Stored records
§ §
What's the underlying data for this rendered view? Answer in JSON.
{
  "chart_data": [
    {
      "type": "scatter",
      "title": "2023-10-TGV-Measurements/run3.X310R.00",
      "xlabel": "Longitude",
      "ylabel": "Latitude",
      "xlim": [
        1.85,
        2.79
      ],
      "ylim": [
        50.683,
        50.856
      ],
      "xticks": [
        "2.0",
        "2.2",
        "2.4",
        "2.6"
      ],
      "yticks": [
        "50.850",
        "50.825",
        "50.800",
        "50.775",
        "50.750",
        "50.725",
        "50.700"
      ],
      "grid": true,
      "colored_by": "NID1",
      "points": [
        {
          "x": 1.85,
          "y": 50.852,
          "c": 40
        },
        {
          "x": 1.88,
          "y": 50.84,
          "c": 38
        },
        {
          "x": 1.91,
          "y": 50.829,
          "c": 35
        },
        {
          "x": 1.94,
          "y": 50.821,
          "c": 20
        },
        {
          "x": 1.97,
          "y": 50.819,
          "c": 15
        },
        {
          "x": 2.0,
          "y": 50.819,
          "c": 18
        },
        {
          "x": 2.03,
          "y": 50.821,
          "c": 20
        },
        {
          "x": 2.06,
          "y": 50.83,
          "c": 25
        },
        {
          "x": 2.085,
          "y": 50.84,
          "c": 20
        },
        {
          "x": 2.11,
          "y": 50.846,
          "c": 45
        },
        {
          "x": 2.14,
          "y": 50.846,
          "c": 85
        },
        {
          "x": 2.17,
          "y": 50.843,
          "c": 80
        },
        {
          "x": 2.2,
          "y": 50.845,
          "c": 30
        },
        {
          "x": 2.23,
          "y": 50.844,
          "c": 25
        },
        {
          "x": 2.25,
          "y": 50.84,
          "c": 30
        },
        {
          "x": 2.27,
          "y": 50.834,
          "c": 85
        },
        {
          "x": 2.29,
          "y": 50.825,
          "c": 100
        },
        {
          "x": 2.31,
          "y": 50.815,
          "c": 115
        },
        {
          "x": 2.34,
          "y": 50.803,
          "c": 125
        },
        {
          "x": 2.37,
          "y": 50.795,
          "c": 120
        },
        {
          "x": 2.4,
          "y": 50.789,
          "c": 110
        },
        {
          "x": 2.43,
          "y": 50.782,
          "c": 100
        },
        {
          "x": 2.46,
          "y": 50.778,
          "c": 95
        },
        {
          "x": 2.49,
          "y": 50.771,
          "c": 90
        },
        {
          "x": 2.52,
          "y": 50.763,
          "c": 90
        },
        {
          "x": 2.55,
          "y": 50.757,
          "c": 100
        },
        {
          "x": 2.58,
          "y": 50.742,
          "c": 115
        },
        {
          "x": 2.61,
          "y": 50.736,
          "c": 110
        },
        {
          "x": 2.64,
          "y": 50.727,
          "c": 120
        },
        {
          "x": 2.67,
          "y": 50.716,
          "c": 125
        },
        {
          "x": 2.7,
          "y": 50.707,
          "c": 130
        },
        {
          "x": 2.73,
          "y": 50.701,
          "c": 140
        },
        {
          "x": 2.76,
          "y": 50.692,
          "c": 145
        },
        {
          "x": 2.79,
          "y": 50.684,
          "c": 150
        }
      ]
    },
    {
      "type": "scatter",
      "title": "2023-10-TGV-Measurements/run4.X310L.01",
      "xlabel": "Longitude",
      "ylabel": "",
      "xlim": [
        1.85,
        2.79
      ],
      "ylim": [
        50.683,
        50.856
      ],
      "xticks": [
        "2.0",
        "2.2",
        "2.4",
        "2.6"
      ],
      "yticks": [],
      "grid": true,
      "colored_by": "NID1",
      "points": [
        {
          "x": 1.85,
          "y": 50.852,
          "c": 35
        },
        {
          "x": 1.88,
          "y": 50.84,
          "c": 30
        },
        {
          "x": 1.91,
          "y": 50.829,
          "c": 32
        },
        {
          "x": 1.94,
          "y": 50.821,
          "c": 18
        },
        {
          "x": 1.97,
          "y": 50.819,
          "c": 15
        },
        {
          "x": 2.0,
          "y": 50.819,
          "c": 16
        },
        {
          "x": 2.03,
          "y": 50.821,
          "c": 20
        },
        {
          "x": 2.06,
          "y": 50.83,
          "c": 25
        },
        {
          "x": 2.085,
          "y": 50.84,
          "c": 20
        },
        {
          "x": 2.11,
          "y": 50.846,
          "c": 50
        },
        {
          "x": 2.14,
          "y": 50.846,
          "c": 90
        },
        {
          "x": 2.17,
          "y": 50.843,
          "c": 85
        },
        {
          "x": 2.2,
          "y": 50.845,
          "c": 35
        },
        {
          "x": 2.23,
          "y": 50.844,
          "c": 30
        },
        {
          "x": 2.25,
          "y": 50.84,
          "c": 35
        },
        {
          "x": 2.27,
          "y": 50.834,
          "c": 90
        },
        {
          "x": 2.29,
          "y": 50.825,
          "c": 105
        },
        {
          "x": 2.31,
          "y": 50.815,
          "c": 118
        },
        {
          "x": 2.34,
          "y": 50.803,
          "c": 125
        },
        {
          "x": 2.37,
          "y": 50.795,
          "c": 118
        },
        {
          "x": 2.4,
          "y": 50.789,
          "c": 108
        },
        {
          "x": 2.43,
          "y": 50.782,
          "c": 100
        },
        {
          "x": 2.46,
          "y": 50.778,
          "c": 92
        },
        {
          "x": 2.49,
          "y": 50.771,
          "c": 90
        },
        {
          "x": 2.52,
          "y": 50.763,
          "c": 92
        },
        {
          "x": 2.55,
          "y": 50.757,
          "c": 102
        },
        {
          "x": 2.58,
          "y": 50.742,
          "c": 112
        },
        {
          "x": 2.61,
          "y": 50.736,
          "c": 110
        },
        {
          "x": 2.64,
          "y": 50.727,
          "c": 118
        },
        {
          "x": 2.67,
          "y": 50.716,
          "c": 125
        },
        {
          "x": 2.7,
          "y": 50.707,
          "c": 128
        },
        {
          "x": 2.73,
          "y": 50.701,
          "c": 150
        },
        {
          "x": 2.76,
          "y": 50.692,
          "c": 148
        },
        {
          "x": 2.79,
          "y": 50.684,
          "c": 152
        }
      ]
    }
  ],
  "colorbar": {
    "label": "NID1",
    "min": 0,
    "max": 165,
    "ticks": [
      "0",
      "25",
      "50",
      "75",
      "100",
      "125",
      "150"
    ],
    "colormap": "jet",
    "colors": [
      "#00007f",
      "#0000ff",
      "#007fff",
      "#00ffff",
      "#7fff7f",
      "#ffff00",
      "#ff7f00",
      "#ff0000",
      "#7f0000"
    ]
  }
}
§ §
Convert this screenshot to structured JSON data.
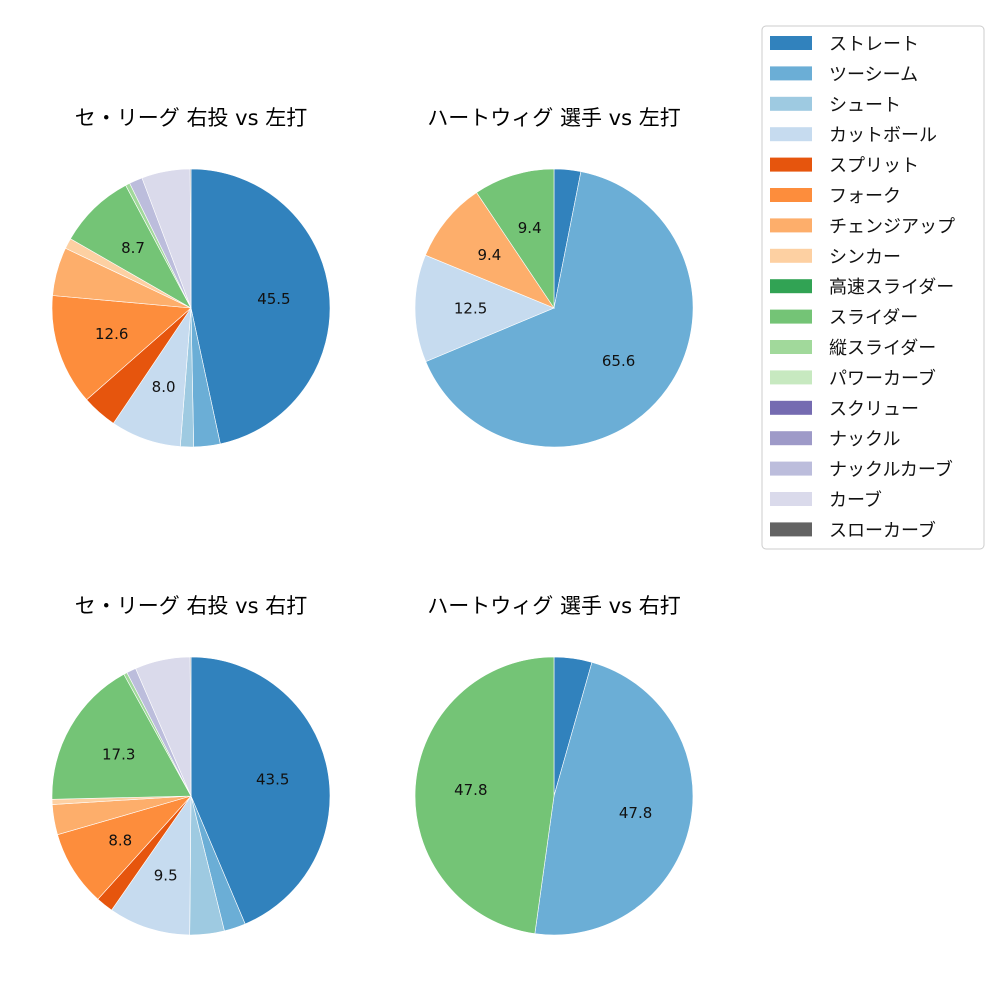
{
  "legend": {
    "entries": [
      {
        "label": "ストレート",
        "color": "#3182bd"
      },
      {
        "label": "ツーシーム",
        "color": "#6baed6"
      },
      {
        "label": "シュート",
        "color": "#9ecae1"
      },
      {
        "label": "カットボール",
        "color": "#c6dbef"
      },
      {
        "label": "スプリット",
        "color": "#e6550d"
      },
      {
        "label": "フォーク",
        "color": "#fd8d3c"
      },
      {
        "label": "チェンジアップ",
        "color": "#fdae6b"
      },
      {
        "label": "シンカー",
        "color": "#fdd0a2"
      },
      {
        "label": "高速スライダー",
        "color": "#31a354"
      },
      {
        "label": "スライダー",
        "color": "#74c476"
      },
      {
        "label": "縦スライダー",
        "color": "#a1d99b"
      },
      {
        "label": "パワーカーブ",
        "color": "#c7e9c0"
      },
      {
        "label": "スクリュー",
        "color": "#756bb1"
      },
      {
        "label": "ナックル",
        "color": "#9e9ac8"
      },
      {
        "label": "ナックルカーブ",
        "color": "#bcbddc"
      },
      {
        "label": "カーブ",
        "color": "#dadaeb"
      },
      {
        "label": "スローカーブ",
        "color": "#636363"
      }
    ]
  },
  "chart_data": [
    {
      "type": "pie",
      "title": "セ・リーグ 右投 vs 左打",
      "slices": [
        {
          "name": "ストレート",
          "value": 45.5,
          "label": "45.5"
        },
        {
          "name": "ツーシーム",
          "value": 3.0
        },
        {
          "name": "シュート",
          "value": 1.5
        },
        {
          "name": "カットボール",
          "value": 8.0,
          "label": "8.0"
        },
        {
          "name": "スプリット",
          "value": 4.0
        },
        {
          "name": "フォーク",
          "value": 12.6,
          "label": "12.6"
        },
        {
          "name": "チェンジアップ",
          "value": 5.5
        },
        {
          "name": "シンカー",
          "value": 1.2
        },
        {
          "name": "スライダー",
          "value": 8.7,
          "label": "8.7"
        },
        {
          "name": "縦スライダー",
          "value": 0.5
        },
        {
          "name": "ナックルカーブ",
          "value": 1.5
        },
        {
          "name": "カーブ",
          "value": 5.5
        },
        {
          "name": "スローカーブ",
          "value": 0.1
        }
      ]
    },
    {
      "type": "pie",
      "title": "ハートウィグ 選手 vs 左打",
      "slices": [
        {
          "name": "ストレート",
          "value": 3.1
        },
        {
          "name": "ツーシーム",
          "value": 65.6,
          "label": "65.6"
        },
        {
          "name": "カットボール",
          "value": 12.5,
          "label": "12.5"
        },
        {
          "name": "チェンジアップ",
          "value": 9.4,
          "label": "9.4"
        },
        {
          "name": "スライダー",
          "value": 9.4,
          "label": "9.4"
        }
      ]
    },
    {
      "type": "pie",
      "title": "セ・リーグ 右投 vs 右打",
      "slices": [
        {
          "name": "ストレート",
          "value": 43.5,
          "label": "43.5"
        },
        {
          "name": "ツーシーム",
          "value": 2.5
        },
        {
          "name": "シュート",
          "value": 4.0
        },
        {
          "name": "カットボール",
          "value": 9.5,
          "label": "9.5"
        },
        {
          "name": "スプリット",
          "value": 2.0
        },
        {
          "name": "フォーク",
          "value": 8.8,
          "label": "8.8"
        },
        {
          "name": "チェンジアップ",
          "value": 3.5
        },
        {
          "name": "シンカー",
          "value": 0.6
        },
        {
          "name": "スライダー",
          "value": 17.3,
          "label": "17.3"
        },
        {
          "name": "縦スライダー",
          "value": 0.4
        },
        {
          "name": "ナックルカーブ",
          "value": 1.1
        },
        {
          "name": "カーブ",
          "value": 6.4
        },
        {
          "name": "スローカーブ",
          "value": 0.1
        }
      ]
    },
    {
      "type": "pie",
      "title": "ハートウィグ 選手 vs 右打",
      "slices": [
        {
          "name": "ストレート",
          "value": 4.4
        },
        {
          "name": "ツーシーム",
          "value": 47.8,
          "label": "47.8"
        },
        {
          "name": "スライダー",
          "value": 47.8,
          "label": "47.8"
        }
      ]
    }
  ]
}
§ §
Determine how many lines of the material include the string "Measurements". Output only that count.

2